What you need to do =>
Reproduce the material below word for word, starting at the line that contains "For every button, label, input, icon, or" and stopping after the line that contains "x-tick-label: 600 — [256, 413, 278, 428]". Leave out the pictures.

Data for this exercise =>
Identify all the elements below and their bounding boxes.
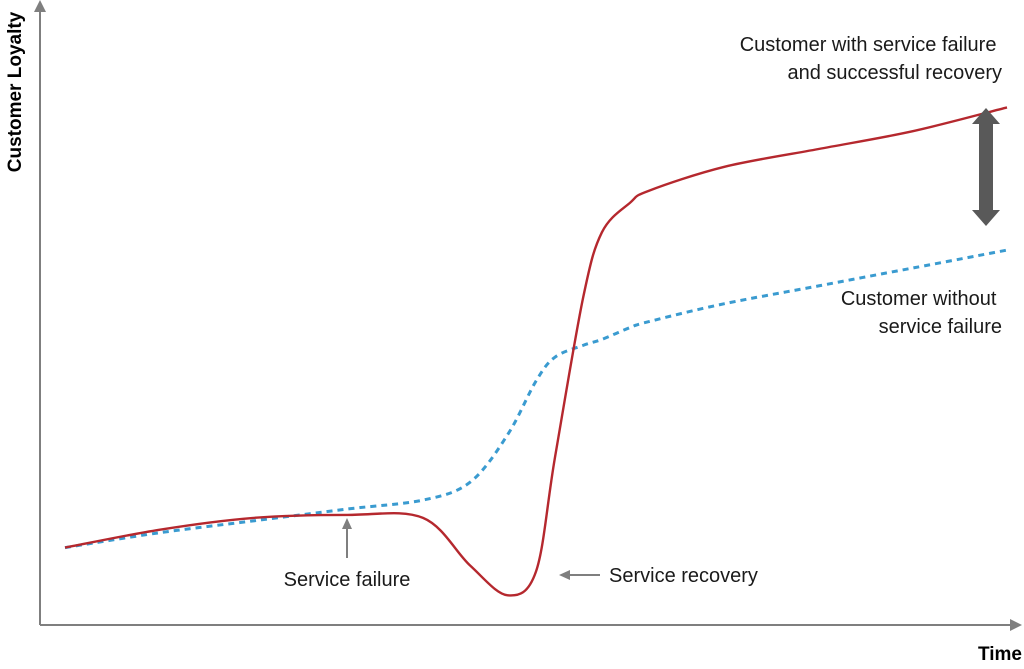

==

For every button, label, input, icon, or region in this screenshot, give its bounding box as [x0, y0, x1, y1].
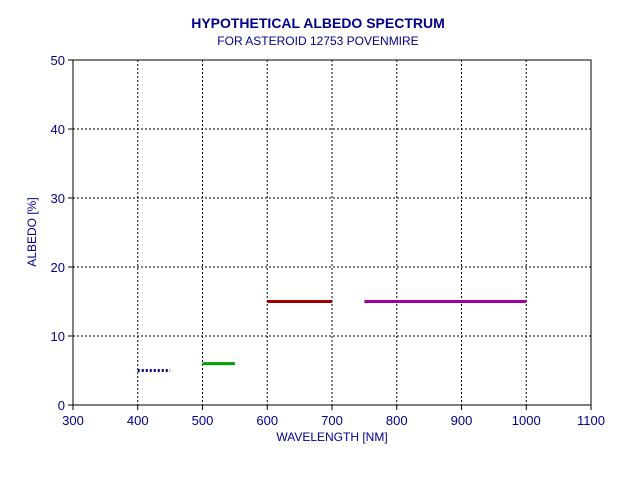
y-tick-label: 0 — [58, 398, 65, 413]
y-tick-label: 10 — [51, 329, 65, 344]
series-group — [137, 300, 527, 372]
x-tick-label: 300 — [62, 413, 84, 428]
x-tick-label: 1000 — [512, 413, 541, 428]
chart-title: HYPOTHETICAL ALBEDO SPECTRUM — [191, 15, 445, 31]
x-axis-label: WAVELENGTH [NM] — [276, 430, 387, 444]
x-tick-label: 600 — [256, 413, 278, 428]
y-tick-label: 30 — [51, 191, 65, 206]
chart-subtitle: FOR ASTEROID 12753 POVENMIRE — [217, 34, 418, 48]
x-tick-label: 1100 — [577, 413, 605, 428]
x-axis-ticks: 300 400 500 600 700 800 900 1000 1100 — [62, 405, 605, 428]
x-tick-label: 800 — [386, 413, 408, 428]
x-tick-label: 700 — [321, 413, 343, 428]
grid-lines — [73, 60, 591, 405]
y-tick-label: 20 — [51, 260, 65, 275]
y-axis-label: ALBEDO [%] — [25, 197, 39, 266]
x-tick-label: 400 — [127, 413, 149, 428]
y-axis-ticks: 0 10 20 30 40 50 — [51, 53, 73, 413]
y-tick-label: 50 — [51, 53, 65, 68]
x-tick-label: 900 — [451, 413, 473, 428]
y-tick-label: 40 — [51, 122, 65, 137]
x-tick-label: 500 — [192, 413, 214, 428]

Written response =>
For every button, label, input, icon, or region in this screenshot, give its bounding box as [x0, y0, x1, y1].
y-tick-label: 0 — [58, 398, 65, 413]
y-tick-label: 10 — [51, 329, 65, 344]
series-group — [137, 300, 527, 372]
x-tick-label: 300 — [62, 413, 84, 428]
x-tick-label: 1000 — [512, 413, 541, 428]
chart-title: HYPOTHETICAL ALBEDO SPECTRUM — [191, 15, 445, 31]
x-axis-label: WAVELENGTH [NM] — [276, 430, 387, 444]
x-tick-label: 600 — [256, 413, 278, 428]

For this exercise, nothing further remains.